Task input below:

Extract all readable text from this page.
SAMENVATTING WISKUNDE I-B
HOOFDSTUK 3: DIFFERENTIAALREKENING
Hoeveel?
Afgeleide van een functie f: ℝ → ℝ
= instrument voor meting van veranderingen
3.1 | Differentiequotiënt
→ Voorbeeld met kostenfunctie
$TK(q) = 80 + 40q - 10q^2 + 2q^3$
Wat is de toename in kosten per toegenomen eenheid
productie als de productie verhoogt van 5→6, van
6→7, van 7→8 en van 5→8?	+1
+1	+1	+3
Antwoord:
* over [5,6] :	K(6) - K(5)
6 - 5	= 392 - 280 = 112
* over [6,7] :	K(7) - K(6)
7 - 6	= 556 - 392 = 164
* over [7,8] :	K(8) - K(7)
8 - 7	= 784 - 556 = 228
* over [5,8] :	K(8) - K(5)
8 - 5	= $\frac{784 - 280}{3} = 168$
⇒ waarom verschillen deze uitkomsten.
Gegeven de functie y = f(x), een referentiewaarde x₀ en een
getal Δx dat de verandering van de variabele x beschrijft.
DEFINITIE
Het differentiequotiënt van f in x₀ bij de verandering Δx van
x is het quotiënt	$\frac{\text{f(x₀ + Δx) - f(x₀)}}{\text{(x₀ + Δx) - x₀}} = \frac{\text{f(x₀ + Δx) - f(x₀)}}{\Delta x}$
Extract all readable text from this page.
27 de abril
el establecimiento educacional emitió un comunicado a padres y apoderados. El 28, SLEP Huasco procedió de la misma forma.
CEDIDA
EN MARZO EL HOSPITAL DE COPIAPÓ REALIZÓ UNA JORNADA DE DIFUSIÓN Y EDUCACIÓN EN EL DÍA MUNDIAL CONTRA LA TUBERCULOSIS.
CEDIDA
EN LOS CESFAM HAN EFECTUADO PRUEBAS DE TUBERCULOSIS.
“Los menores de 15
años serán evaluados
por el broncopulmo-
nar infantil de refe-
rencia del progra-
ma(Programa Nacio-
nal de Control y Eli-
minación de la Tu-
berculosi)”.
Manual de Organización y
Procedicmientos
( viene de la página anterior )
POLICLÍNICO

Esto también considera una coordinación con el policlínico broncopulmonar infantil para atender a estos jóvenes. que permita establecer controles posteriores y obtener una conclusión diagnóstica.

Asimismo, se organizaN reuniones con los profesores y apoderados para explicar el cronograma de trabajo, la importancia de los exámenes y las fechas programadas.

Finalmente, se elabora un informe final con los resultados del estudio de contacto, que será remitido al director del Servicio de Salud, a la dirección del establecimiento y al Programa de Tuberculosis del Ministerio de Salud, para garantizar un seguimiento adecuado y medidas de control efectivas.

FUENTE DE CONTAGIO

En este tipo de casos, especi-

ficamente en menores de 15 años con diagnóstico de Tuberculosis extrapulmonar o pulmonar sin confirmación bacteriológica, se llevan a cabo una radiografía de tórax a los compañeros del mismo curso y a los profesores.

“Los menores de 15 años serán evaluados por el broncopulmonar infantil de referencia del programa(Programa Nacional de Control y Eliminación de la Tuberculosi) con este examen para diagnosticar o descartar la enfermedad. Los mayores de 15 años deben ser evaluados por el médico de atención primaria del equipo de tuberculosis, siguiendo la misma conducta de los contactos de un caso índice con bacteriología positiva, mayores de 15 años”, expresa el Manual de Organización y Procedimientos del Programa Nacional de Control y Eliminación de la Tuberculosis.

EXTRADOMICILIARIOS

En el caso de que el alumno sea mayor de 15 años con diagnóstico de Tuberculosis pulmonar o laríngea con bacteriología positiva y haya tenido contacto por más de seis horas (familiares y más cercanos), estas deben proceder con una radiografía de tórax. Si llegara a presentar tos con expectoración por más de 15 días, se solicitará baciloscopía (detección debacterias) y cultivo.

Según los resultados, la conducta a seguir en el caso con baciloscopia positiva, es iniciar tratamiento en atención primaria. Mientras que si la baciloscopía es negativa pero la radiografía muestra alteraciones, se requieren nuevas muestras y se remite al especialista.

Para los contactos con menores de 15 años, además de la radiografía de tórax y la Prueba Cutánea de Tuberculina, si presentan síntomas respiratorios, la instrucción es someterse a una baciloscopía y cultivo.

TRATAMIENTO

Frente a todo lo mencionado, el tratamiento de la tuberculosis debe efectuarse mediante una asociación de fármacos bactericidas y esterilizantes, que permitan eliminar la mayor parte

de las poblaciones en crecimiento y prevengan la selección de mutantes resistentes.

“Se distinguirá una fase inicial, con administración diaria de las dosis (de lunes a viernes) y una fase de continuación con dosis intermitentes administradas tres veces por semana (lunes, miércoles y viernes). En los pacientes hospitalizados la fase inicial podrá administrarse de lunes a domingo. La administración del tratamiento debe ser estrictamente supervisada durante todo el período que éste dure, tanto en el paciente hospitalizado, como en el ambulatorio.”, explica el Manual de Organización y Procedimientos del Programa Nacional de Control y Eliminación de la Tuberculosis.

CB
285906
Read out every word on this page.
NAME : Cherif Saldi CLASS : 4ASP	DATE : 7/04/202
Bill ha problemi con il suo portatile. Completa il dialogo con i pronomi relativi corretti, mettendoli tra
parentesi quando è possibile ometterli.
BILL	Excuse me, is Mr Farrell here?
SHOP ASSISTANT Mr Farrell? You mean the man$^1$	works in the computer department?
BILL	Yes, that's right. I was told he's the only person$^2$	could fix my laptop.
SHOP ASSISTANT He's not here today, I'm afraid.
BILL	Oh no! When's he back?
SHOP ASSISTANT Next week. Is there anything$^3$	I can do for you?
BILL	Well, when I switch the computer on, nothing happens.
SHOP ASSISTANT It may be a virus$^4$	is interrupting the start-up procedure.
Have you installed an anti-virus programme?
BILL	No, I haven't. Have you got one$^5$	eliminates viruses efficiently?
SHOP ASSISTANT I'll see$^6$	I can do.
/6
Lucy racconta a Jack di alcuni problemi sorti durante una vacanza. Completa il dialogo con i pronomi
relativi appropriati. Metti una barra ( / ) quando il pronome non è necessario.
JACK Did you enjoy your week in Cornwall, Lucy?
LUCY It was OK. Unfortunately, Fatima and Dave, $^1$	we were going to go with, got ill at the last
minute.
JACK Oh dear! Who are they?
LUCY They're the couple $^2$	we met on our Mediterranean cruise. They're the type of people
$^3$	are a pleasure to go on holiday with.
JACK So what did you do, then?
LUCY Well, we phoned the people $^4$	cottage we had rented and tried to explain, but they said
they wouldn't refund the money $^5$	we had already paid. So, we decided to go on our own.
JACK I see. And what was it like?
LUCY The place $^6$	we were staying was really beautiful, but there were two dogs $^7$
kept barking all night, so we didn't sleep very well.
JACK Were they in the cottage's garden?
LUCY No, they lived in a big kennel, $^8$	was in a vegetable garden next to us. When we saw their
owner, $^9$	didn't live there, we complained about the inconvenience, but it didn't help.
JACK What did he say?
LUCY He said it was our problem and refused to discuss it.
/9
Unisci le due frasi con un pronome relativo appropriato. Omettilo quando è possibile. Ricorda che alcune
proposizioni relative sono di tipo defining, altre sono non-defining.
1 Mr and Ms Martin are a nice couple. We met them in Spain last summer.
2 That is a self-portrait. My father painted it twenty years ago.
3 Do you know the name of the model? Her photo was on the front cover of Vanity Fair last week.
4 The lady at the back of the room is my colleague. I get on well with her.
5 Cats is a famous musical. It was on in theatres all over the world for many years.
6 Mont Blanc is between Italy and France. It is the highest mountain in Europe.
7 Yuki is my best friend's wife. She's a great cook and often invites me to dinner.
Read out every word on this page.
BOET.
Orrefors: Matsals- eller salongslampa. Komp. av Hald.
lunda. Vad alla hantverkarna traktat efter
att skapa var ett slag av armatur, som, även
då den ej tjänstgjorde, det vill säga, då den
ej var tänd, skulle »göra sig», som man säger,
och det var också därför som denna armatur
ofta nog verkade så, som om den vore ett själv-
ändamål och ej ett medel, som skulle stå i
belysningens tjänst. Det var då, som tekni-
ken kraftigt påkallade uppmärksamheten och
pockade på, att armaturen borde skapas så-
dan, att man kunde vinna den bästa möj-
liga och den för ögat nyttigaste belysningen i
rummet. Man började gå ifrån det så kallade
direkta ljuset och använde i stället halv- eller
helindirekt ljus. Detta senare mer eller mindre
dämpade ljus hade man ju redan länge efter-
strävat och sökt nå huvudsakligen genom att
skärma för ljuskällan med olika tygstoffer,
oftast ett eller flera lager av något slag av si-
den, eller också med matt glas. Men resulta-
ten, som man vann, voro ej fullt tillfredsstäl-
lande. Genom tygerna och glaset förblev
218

End of Task input.

▶ [What you should do]
Pull every line holding "broncopulmonar" out of the records.

▶ [Answer for this exercise]
Esto también considera una coordinación con el policlínico broncopulmonar infantil para atender a estos jóvenes. que permita establecer controles posteriores y obtener una conclusión diagnóstica.
“Los menores de 15 años serán evaluados por el broncopulmonar infantil de referencia del programa(Programa Nacional de Control y Eliminación de la Tuberculosi) con este examen para diagnosticar o descartar la enfermedad. Los mayores de 15 años deben ser evaluados por el médico de atención primaria del equipo de tuberculosis, siguiendo la misma conducta de los contactos de un caso índice con bacteriología positiva, mayores de 15 años”, expresa el Manual de Organización y Procedimientos del Programa Nacional de Control y Eliminación de la Tuberculosis.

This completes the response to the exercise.